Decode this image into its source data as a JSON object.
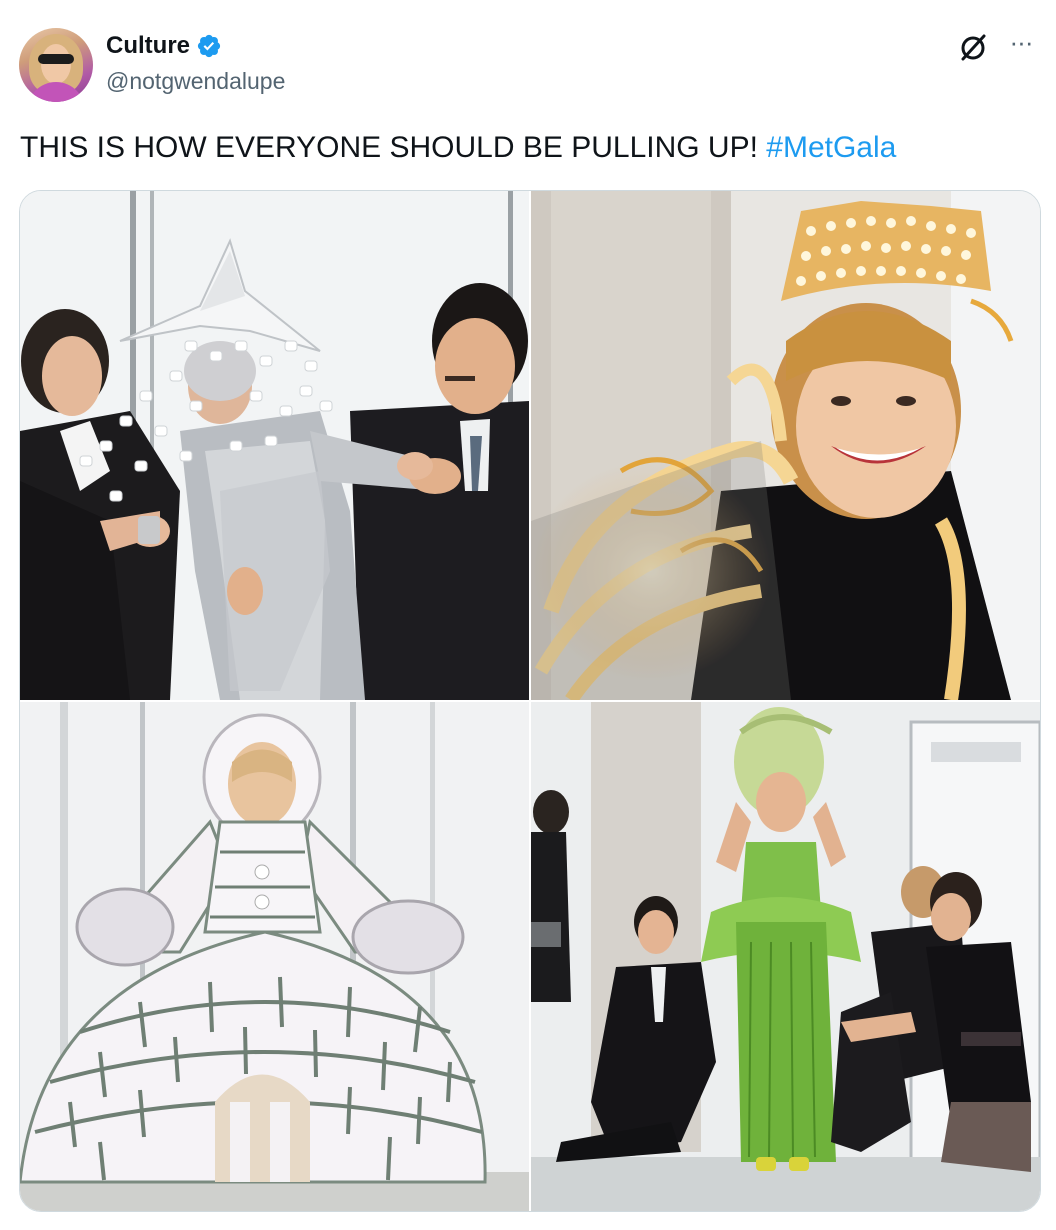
{
  "author": {
    "display_name": "Culture",
    "handle": "@notgwendalupe",
    "verified": true,
    "avatar_icon": "profile-avatar"
  },
  "actions": {
    "grok_icon": "grok-icon",
    "more_icon": "more-options-icon",
    "more_glyph": "···"
  },
  "tweet": {
    "text": "THIS IS HOW EVERYONE SHOULD BE PULLING UP! ",
    "hashtag": "#MetGala"
  },
  "media": {
    "images": [
      {
        "description_icon": "silver-dress-photo"
      },
      {
        "description_icon": "light-crown-photo"
      },
      {
        "description_icon": "igloo-dress-photo"
      },
      {
        "description_icon": "green-gown-photo"
      }
    ]
  },
  "colors": {
    "link": "#1d9bf0",
    "verified": "#1d9bf0",
    "secondary_text": "#536471",
    "border": "#cfd9de"
  }
}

:::

Select and copy every line of the listing with the word "dress".

        "description_icon": "silver-dress-photo"
        "description_icon": "igloo-dress-photo"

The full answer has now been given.